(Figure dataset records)

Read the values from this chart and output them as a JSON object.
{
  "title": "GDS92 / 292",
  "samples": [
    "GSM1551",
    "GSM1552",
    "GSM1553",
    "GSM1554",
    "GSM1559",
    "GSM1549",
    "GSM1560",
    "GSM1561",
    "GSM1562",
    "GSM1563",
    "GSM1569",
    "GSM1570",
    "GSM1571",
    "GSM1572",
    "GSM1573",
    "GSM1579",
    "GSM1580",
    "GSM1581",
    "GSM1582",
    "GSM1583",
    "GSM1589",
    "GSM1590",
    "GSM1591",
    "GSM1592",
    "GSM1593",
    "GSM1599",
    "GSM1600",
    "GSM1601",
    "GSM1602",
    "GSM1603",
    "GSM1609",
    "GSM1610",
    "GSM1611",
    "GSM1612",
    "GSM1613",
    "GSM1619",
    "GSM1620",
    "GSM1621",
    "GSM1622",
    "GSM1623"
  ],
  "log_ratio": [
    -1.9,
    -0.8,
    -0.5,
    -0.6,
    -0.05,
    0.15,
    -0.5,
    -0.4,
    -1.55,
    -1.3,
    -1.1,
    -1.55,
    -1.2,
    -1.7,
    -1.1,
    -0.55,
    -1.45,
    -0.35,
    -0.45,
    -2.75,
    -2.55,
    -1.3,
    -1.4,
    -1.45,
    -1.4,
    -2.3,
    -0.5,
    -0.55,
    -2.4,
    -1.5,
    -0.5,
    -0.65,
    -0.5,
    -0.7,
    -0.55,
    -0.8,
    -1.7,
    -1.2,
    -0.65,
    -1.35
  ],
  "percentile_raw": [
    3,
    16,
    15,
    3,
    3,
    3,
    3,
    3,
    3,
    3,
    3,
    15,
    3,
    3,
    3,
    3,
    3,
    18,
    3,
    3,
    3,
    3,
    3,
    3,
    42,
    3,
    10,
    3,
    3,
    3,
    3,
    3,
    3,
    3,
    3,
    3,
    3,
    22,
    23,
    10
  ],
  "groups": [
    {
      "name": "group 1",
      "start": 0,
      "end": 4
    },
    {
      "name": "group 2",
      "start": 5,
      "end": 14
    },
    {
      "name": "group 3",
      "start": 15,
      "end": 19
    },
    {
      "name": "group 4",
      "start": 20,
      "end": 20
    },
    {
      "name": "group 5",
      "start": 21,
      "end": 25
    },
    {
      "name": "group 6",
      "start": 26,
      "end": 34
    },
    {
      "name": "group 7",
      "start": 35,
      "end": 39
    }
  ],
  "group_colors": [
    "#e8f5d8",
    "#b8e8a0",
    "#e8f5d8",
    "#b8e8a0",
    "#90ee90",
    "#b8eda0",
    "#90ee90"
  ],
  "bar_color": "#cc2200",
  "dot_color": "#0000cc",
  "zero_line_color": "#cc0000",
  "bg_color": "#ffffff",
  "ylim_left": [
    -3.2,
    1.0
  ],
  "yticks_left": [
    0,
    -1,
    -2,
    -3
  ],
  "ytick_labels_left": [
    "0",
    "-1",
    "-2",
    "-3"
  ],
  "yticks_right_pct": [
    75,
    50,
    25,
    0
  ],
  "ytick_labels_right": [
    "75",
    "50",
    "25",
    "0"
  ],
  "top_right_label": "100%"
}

## Exercise requirements
Repeat each record in full; every line must match exactly.

## Expected answer
Read the values from this chart and output them as a JSON object.
{
  "title": "GDS92 / 292",
  "samples": [
    "GSM1551",
    "GSM1552",
    "GSM1553",
    "GSM1554",
    "GSM1559",
    "GSM1549",
    "GSM1560",
    "GSM1561",
    "GSM1562",
    "GSM1563",
    "GSM1569",
    "GSM1570",
    "GSM1571",
    "GSM1572",
    "GSM1573",
    "GSM1579",
    "GSM1580",
    "GSM1581",
    "GSM1582",
    "GSM1583",
    "GSM1589",
    "GSM1590",
    "GSM1591",
    "GSM1592",
    "GSM1593",
    "GSM1599",
    "GSM1600",
    "GSM1601",
    "GSM1602",
    "GSM1603",
    "GSM1609",
    "GSM1610",
    "GSM1611",
    "GSM1612",
    "GSM1613",
    "GSM1619",
    "GSM1620",
    "GSM1621",
    "GSM1622",
    "GSM1623"
  ],
  "log_ratio": [
    -1.9,
    -0.8,
    -0.5,
    -0.6,
    -0.05,
    0.15,
    -0.5,
    -0.4,
    -1.55,
    -1.3,
    -1.1,
    -1.55,
    -1.2,
    -1.7,
    -1.1,
    -0.55,
    -1.45,
    -0.35,
    -0.45,
    -2.75,
    -2.55,
    -1.3,
    -1.4,
    -1.45,
    -1.4,
    -2.3,
    -0.5,
    -0.55,
    -2.4,
    -1.5,
    -0.5,
    -0.65,
    -0.5,
    -0.7,
    -0.55,
    -0.8,
    -1.7,
    -1.2,
    -0.65,
    -1.35
  ],
  "percentile_raw": [
    3,
    16,
    15,
    3,
    3,
    3,
    3,
    3,
    3,
    3,
    3,
    15,
    3,
    3,
    3,
    3,
    3,
    18,
    3,
    3,
    3,
    3,
    3,
    3,
    42,
    3,
    10,
    3,
    3,
    3,
    3,
    3,
    3,
    3,
    3,
    3,
    3,
    22,
    23,
    10
  ],
  "groups": [
    {
      "name": "group 1",
      "start": 0,
      "end": 4
    },
    {
      "name": "group 2",
      "start": 5,
      "end": 14
    },
    {
      "name": "group 3",
      "start": 15,
      "end": 19
    },
    {
      "name": "group 4",
      "start": 20,
      "end": 20
    },
    {
      "name": "group 5",
      "start": 21,
      "end": 25
    },
    {
      "name": "group 6",
      "start": 26,
      "end": 34
    },
    {
      "name": "group 7",
      "start": 35,
      "end": 39
    }
  ],
  "group_colors": [
    "#e8f5d8",
    "#b8e8a0",
    "#e8f5d8",
    "#b8e8a0",
    "#90ee90",
    "#b8eda0",
    "#90ee90"
  ],
  "bar_color": "#cc2200",
  "dot_color": "#0000cc",
  "zero_line_color": "#cc0000",
  "bg_color": "#ffffff",
  "ylim_left": [
    -3.2,
    1.0
  ],
  "yticks_left": [
    0,
    -1,
    -2,
    -3
  ],
  "ytick_labels_left": [
    "0",
    "-1",
    "-2",
    "-3"
  ],
  "yticks_right_pct": [
    75,
    50,
    25,
    0
  ],
  "ytick_labels_right": [
    "75",
    "50",
    "25",
    "0"
  ],
  "top_right_label": "100%"
}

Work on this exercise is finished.